▶ [What the task requires]: Write every line out verbatim and omit the pictures.

▶ [Given information]:
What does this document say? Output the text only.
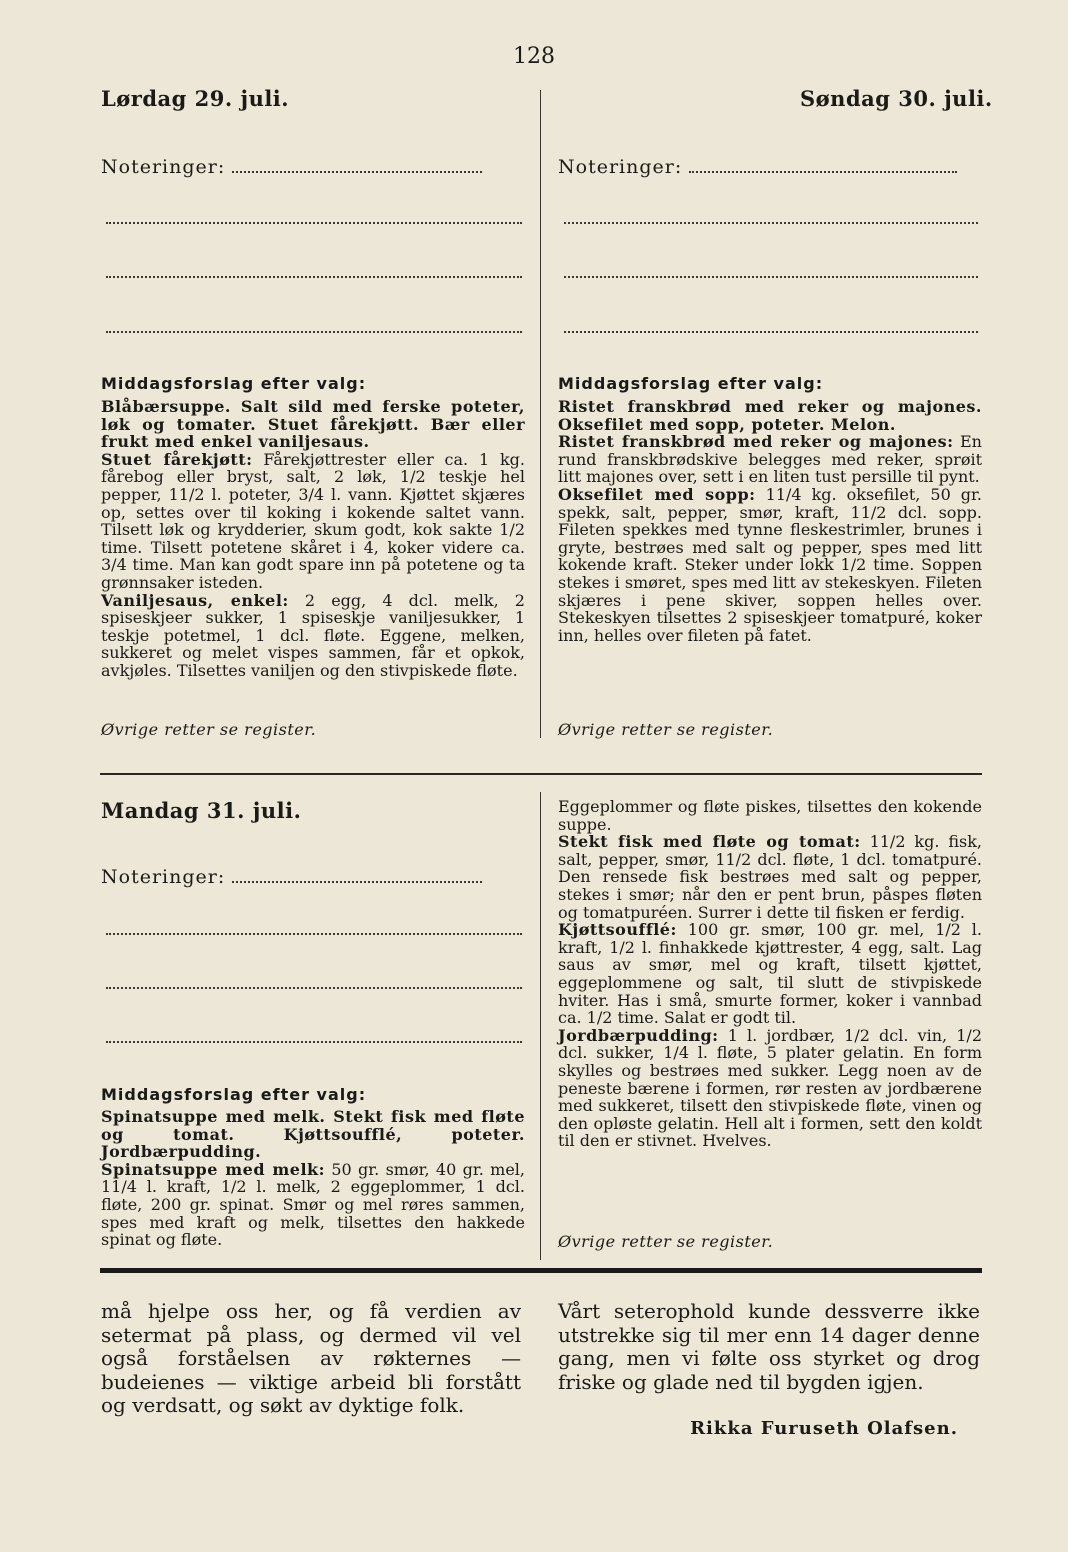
128
Lørdag 29. juli.
Noteringer:
Middagsforslag efter valg:

Blåbærsuppe. Salt sild med ferske poteter, løk og tomater. Stuet fårekjøtt. Bær eller frukt med enkel vaniljesaus.

Stuet fårekjøtt: Fårekjøttrester eller ca. 1 kg. fårebog eller bryst, salt, 2 løk, 1/2 teskje hel pepper, 11/2 l. poteter, 3/4 l. vann. Kjøttet skjæres op, settes over til koking i kokende saltet vann. Tilsett løk og krydderier, skum godt, kok sakte 1/2 time. Tilsett potetene skåret i 4, koker videre ca. 3/4 time. Man kan godt spare inn på potetene og ta grønnsaker isteden.

Vaniljesaus, enkel: 2 egg, 4 dcl. melk, 2 spiseskjeer sukker, 1 spiseskje vaniljesukker, 1 teskje potetmel, 1 dcl. fløte. Eggene, melken, sukkeret og melet vispes sammen, får et opkok, avkjøles. Tilsettes vaniljen og den stivpiskede fløte.

Øvrige retter se register.
Søndag 30. juli.
Noteringer:
Middagsforslag efter valg:

Ristet franskbrød med reker og majones. Oksefilet med sopp, poteter. Melon.

Ristet franskbrød med reker og majones: En rund franskbrødskive belegges med reker, sprøit litt majones over, sett i en liten tust persille til pynt.

Oksefilet med sopp: 11/4 kg. oksefilet, 50 gr. spekk, salt, pepper, smør, kraft, 11/2 dcl. sopp. Fileten spekkes med tynne fleskestrimler, brunes i gryte, bestrøes med salt og pepper, spes med litt kokende kraft. Steker under lokk 1/2 time. Soppen stekes i smøret, spes med litt av stekeskyen. Fileten skjæres i pene skiver, soppen helles over. Stekeskyen tilsettes 2 spiseskjeer tomatpuré, koker inn, helles over fileten på fatet.

Øvrige retter se register.
Mandag 31. juli.
Noteringer:
Middagsforslag efter valg:

Spinatsuppe med melk. Stekt fisk med fløte og tomat. Kjøttsoufflé, poteter. Jordbærpudding.

Spinatsuppe med melk: 50 gr. smør, 40 gr. mel, 11/4 l. kraft, 1/2 l. melk, 2 eggeplommer, 1 dcl. fløte, 200 gr. spinat. Smør og mel røres sammen, spes med kraft og melk, tilsettes den hakkede spinat og fløte.

Eggeplommer og fløte piskes, tilsettes den kokende suppe.

Stekt fisk med fløte og tomat: 11/2 kg. fisk, salt, pepper, smør, 11/2 dcl. fløte, 1 dcl. tomatpuré. Den rensede fisk bestrøes med salt og pepper, stekes i smør; når den er pent brun, påspes fløten og tomatpuréen. Surrer i dette til fisken er ferdig.

Kjøttsoufflé: 100 gr. smør, 100 gr. mel, 1/2 l. kraft, 1/2 l. finhakkede kjøttrester, 4 egg, salt. Lag saus av smør, mel og kraft, tilsett kjøttet, eggeplommene og salt, til slutt de stivpiskede hviter. Has i små, smurte former, koker i vannbad ca. 1/2 time. Salat er godt til.

Jordbærpudding: 1 l. jordbær, 1/2 dcl. vin, 1/2 dcl. sukker, 1/4 l. fløte, 5 plater gelatin. En form skylles og bestrøes med sukker. Legg noen av de peneste bærene i formen, rør resten av jordbærene med sukkeret, tilsett den stivpiskede fløte, vinen og den opløste gelatin. Hell alt i formen, sett den koldt til den er stivnet. Hvelves.

Øvrige retter se register.

må hjelpe oss her, og få verdien av setermat på plass, og dermed vil vel også forståelsen av røkternes — budeienes — viktige arbeid bli forstått og verdsatt, og søkt av dyktige folk.

Vårt seterophold kunde dessverre ikke utstrekke sig til mer enn 14 dager denne gang, men vi følte oss styrket og drog friske og glade ned til bygden igjen.

Rikka Furuseth Olafsen.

▶ [Result of the task]:
What does this document say? Output the text only.
128
Lørdag 29. juli.
Noteringer:
Middagsforslag efter valg:

Blåbærsuppe. Salt sild med ferske poteter, løk og tomater. Stuet fårekjøtt. Bær eller frukt med enkel vaniljesaus.

Stuet fårekjøtt: Fårekjøttrester eller ca. 1 kg. fårebog eller bryst, salt, 2 løk, 1/2 teskje hel pepper, 11/2 l. poteter, 3/4 l. vann. Kjøttet skjæres op, settes over til koking i kokende saltet vann. Tilsett løk og krydderier, skum godt, kok sakte 1/2 time. Tilsett potetene skåret i 4, koker videre ca. 3/4 time. Man kan godt spare inn på potetene og ta grønnsaker isteden.

Vaniljesaus, enkel: 2 egg, 4 dcl. melk, 2 spiseskjeer sukker, 1 spiseskje vaniljesukker, 1 teskje potetmel, 1 dcl. fløte. Eggene, melken, sukkeret og melet vispes sammen, får et opkok, avkjøles. Tilsettes vaniljen og den stivpiskede fløte.

Øvrige retter se register.
Søndag 30. juli.
Noteringer:
Middagsforslag efter valg:

Ristet franskbrød med reker og majones. Oksefilet med sopp, poteter. Melon.

Ristet franskbrød med reker og majones: En rund franskbrødskive belegges med reker, sprøit litt majones over, sett i en liten tust persille til pynt.

Oksefilet med sopp: 11/4 kg. oksefilet, 50 gr. spekk, salt, pepper, smør, kraft, 11/2 dcl. sopp. Fileten spekkes med tynne fleskestrimler, brunes i gryte, bestrøes med salt og pepper, spes med litt kokende kraft. Steker under lokk 1/2 time. Soppen stekes i smøret, spes med litt av stekeskyen. Fileten skjæres i pene skiver, soppen helles over. Stekeskyen tilsettes 2 spiseskjeer tomatpuré, koker inn, helles over fileten på fatet.

Øvrige retter se register.
Mandag 31. juli.
Noteringer:
Middagsforslag efter valg:

Spinatsuppe med melk. Stekt fisk med fløte og tomat. Kjøttsoufflé, poteter. Jordbærpudding.

Spinatsuppe med melk: 50 gr. smør, 40 gr. mel, 11/4 l. kraft, 1/2 l. melk, 2 eggeplommer, 1 dcl. fløte, 200 gr. spinat. Smør og mel røres sammen, spes med kraft og melk, tilsettes den hakkede spinat og fløte.

Eggeplommer og fløte piskes, tilsettes den kokende suppe.

Stekt fisk med fløte og tomat: 11/2 kg. fisk, salt, pepper, smør, 11/2 dcl. fløte, 1 dcl. tomatpuré. Den rensede fisk bestrøes med salt og pepper, stekes i smør; når den er pent brun, påspes fløten og tomatpuréen. Surrer i dette til fisken er ferdig.

Kjøttsoufflé: 100 gr. smør, 100 gr. mel, 1/2 l. kraft, 1/2 l. finhakkede kjøttrester, 4 egg, salt. Lag saus av smør, mel og kraft, tilsett kjøttet, eggeplommene og salt, til slutt de stivpiskede hviter. Has i små, smurte former, koker i vannbad ca. 1/2 time. Salat er godt til.

Jordbærpudding: 1 l. jordbær, 1/2 dcl. vin, 1/2 dcl. sukker, 1/4 l. fløte, 5 plater gelatin. En form skylles og bestrøes med sukker. Legg noen av de peneste bærene i formen, rør resten av jordbærene med sukkeret, tilsett den stivpiskede fløte, vinen og den opløste gelatin. Hell alt i formen, sett den koldt til den er stivnet. Hvelves.

Øvrige retter se register.

må hjelpe oss her, og få verdien av setermat på plass, og dermed vil vel også forståelsen av røkternes — budeienes — viktige arbeid bli forstått og verdsatt, og søkt av dyktige folk.

Vårt seterophold kunde dessverre ikke utstrekke sig til mer enn 14 dager denne gang, men vi følte oss styrket og drog friske og glade ned til bygden igjen.

Rikka Furuseth Olafsen.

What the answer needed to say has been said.